◆ TASK GOAL ◆
Show every line in the records below that contains the word "JSON".

________________________

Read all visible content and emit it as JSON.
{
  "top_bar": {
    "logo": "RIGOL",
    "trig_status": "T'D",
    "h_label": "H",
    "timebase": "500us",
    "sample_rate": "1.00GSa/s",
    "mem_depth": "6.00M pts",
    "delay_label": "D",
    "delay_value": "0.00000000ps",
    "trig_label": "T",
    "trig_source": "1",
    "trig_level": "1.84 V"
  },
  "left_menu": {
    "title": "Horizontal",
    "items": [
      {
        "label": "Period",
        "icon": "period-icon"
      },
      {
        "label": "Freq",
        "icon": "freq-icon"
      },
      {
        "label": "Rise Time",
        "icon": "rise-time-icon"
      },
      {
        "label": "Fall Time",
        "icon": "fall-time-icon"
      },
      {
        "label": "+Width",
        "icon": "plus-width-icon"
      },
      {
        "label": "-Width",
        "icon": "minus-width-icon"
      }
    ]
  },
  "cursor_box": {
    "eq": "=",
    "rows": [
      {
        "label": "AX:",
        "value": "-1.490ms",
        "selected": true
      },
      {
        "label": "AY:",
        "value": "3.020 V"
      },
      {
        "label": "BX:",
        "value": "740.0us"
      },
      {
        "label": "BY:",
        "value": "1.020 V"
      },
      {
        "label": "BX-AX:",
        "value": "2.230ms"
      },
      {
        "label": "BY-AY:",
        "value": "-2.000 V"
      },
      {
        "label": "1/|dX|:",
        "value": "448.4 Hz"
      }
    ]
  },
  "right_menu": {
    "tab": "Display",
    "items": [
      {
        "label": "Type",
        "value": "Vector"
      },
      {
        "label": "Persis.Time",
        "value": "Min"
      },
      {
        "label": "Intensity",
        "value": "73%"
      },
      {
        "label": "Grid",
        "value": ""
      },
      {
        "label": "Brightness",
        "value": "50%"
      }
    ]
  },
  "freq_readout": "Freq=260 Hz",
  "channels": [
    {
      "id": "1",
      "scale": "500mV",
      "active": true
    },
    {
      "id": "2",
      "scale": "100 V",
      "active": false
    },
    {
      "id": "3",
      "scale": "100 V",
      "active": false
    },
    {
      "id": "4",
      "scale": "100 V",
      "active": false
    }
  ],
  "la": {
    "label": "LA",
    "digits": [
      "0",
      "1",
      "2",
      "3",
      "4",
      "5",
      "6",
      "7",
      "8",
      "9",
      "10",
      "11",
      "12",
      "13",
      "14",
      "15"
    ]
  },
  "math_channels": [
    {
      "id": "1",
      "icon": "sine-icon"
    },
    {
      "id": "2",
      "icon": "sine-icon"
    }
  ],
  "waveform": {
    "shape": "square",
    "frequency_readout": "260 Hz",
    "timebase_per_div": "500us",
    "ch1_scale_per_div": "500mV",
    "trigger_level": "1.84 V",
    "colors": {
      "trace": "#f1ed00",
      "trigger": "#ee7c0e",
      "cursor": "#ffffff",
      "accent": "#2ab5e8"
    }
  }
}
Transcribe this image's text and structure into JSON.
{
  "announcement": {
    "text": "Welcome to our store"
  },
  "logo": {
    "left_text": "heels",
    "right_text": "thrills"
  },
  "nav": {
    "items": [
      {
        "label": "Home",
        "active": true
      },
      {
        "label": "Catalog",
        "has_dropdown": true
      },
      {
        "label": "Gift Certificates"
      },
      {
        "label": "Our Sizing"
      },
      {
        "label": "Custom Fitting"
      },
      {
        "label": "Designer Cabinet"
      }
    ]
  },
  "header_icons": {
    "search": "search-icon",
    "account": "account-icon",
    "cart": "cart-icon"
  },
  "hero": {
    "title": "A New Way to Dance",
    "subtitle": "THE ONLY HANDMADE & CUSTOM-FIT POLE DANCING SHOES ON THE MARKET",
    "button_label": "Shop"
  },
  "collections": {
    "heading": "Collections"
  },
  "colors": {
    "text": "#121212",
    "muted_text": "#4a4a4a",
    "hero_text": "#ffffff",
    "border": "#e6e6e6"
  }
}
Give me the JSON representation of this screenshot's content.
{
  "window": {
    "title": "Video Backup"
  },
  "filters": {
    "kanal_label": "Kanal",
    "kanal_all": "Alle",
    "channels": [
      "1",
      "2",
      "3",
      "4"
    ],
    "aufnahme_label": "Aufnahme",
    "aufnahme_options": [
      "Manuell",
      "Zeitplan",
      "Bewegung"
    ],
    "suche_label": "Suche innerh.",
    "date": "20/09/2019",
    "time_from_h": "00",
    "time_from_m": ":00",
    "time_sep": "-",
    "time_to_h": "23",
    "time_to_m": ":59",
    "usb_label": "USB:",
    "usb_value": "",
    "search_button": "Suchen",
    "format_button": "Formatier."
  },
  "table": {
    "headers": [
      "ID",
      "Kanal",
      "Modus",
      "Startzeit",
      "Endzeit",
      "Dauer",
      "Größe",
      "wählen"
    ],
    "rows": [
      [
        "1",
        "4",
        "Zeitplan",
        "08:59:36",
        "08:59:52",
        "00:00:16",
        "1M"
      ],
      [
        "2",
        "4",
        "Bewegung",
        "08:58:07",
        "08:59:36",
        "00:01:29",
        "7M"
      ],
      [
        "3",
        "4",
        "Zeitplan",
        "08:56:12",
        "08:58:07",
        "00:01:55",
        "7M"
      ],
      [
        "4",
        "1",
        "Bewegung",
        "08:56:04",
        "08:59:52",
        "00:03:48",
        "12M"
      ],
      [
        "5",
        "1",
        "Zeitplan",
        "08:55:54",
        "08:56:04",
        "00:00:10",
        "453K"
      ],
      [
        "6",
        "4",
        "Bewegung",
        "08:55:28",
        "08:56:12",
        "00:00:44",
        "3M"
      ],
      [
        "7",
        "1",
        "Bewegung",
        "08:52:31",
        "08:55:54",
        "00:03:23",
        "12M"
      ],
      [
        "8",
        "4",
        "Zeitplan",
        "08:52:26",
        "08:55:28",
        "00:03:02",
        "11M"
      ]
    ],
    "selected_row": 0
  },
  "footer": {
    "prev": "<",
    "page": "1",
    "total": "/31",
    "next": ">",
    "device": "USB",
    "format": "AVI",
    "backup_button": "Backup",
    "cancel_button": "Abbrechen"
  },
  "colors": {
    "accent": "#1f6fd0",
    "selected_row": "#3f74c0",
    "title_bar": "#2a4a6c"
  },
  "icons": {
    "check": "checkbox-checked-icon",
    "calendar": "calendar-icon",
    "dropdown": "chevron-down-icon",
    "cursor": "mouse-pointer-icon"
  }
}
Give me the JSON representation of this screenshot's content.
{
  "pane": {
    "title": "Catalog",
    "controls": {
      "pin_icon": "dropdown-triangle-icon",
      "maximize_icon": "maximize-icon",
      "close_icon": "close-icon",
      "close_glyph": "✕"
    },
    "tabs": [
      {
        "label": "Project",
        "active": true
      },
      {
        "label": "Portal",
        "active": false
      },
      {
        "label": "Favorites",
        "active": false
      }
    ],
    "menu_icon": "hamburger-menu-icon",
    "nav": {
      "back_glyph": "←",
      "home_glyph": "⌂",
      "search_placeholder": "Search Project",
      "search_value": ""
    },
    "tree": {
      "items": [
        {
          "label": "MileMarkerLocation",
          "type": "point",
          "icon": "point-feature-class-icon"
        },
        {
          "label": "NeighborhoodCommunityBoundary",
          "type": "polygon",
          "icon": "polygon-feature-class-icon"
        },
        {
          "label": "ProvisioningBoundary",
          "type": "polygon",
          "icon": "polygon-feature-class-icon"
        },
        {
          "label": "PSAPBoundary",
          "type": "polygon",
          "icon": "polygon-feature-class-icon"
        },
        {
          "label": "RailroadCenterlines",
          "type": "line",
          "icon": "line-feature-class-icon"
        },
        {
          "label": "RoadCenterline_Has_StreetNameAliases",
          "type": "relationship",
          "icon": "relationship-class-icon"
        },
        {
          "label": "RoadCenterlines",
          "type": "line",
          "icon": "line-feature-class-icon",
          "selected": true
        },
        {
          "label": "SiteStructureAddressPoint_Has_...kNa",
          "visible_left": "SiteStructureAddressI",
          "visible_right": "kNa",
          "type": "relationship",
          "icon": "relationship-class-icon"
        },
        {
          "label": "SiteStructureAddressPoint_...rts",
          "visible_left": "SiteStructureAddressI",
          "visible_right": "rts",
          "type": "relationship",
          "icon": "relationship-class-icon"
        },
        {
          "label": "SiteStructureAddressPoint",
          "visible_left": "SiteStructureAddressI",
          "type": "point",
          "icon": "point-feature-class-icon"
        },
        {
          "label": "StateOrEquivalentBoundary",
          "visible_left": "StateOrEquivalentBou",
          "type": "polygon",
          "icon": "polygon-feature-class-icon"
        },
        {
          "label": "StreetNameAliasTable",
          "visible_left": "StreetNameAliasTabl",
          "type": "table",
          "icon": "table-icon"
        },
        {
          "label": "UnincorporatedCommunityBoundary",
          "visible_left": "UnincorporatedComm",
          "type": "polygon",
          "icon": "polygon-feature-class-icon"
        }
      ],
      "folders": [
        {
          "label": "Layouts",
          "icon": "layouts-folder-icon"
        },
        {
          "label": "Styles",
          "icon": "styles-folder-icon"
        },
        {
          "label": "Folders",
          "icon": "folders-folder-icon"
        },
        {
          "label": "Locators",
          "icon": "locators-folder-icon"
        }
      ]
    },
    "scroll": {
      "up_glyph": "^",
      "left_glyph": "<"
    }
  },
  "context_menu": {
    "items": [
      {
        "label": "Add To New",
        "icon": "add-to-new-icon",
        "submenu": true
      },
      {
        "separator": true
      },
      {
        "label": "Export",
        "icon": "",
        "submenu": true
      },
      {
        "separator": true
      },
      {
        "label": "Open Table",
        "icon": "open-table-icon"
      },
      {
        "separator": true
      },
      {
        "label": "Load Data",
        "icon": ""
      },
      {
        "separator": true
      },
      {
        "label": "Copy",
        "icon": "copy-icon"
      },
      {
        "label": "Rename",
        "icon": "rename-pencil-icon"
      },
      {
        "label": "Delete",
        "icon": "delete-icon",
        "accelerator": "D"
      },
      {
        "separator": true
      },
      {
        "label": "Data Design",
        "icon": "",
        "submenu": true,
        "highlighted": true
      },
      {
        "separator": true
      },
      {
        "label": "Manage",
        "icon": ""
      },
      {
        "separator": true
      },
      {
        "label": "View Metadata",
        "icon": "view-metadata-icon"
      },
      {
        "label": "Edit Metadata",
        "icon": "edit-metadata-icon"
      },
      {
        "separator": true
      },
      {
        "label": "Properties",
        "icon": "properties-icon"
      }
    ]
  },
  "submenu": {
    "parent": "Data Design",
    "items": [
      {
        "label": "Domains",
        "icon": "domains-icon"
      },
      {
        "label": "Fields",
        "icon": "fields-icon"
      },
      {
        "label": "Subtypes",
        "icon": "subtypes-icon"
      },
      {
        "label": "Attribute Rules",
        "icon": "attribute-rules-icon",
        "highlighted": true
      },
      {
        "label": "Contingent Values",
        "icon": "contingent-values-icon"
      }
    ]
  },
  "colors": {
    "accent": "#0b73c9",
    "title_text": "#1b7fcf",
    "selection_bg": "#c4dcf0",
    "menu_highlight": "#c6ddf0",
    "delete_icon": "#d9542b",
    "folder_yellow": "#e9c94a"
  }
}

________________________

◆ SOLVED EXERCISE ◆
Read all visible content and emit it as JSON.
Transcribe this image's text and structure into JSON.
Give me the JSON representation of this screenshot's content.
Give me the JSON representation of this screenshot's content.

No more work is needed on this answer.